In the definitive study, vaporized test substance (DMDS) was administered at target concentrations of 175, 350 and 700 ppm via whole-body inhalation exposure for 6 hours per day for 3 consecutive days to 3 groups (Groups 2–4) of Crl:CD(SD) rats. A concurrent control group (Group 1) received filtered air on a comparable regimen. For Group 5, cyclophosphamide monohydrate (CP) was administered once daily on Study Days 0 and 1 (first and second days of exposure) orally by gavage. All animals were observed twice daily for mortality and moribundity. Clinical examinations were performed prior to exposure and at 0–1 hours (+0.5 hour) following exposure for Groups 1–4 and at the time of dosing and at 0–2 hours (+0.25 hour) following dose administration for Group 5. Detailed physical examinations were performed within 4 days of receipt, on the day of randomization, and on Study Days 0 and 2. Individual body weights were recorded within 4 days of receipt (body weights only), on the day of randomization, and on Study Days 0 and 2. Individual food weights were recorded on the day of animal placement into groups and on Study Days 0 and 2. All animals were euthanized on Study Day 2. Bone marrow was collected from 5 animals/sex/group from Groups 1–5 at the scheduled necropsy (between 2–4 hours following the last exposure or 18–24 hours following the last dose administration).All animals survived to the scheduled necropsy. There were no test substance-related clinical observations. Test substance-related lower mean body weight gains were noted in all test substance-exposed groups, which correlated with decreased food consumption in the DMDS-exposed groups. Dimethyl disulfide did not produce a statistically significant increase in the percent mean number of micronucleated polychromatic erythrocytes (%MN-PCEs) of bone marrow compared to the vehicle control for male and female rats.  In the absence of medullar toxicity, indirect evidence of the bone marrow exposure was provided by the systemic toxicity, including mortality and decrease of the body weight gain, observed in the range-finding and/or definitive studies and consistent with the available acute toxicity data (Kirkpatrick, 2005; Nemec, 2005; Kirkpatrick, 2008).

▶ _RECORDS SHOWN_:

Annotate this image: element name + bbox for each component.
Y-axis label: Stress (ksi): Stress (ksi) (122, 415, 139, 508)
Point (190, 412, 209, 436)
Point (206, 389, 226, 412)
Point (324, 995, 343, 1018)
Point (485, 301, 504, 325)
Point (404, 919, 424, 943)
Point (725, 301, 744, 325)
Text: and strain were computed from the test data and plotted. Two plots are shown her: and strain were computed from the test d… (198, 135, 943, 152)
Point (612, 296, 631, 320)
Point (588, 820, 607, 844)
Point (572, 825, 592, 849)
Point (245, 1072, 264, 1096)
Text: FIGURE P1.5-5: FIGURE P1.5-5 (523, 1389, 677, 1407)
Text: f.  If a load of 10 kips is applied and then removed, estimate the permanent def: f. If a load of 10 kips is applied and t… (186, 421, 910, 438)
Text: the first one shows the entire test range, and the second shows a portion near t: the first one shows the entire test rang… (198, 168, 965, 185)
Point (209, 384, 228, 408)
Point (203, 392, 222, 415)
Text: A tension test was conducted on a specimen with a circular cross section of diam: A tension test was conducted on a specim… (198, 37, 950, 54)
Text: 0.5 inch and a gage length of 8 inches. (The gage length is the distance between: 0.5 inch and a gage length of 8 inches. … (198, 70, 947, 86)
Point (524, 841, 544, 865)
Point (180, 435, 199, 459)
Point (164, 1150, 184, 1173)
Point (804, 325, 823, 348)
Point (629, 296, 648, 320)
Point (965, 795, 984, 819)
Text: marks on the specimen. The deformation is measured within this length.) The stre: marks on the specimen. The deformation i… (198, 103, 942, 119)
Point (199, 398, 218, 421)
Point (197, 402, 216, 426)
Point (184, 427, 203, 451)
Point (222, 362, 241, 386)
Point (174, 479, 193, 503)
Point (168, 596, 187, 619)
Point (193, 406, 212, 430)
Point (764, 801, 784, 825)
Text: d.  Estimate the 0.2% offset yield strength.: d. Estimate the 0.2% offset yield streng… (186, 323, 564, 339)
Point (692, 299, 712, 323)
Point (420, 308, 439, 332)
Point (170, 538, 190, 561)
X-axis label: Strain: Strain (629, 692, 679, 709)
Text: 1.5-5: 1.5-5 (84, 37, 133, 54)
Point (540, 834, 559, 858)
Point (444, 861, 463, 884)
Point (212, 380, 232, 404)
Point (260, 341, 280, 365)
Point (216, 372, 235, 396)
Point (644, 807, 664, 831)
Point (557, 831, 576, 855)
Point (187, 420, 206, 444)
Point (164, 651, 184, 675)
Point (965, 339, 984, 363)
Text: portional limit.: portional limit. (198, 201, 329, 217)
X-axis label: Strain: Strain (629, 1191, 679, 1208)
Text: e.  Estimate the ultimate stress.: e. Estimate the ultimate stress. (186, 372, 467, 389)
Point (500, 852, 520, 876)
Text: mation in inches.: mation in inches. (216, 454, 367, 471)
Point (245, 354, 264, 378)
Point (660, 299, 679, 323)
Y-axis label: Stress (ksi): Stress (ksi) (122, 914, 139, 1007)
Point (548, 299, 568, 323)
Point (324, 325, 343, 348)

▶ _THE TASK_:
Write out the full passage on the dimethyl disulfide inhalation study in rats, word for word.

▶ _EXERCISE ANSWER_:
In the definitive study, vaporized test substance (DMDS) was administered at target concentrations of 175, 350 and 700 ppm via whole-body inhalation exposure for 6 hours per day for 3 consecutive days to 3 groups (Groups 2–4) of Crl:CD(SD) rats. A concurrent control group (Group 1) received filtered air on a comparable regimen. For Group 5, cyclophosphamide monohydrate (CP) was administered once daily on Study Days 0 and 1 (first and second days of exposure) orally by gavage. All animals were observed twice daily for mortality and moribundity. Clinical examinations were performed prior to exposure and at 0–1 hours (+0.5 hour) following exposure for Groups 1–4 and at the time of dosing and at 0–2 hours (+0.25 hour) following dose administration for Group 5. Detailed physical examinations were performed within 4 days of receipt, on the day of randomization, and on Study Days 0 and 2. Individual body weights were recorded within 4 days of receipt (body weights only), on the day of randomization, and on Study Days 0 and 2. Individual food weights were recorded on the day of animal placement into groups and on Study Days 0 and 2. All animals were euthanized on Study Day 2. Bone marrow was collected from 5 animals/sex/group from Groups 1–5 at the scheduled necropsy (between 2–4 hours following the last exposure or 18–24 hours following the last dose administration).All animals survived to the scheduled necropsy. There were no test substance-related clinical observations. Test substance-related lower mean body weight gains were noted in all test substance-exposed groups, which correlated with decreased food consumption in the DMDS-exposed groups. Dimethyl disulfide did not produce a statistically significant increase in the percent mean number of micronucleated polychromatic erythrocytes (%MN-PCEs) of bone marrow compared to the vehicle control for male and female rats.  In the absence of medullar toxicity, indirect evidence of the bone marrow exposure was provided by the systemic toxicity, including mortality and decrease of the body weight gain, observed in the range-finding and/or definitive studies and consistent with the available acute toxicity data (Kirkpatrick, 2005; Nemec, 2005; Kirkpatrick, 2008).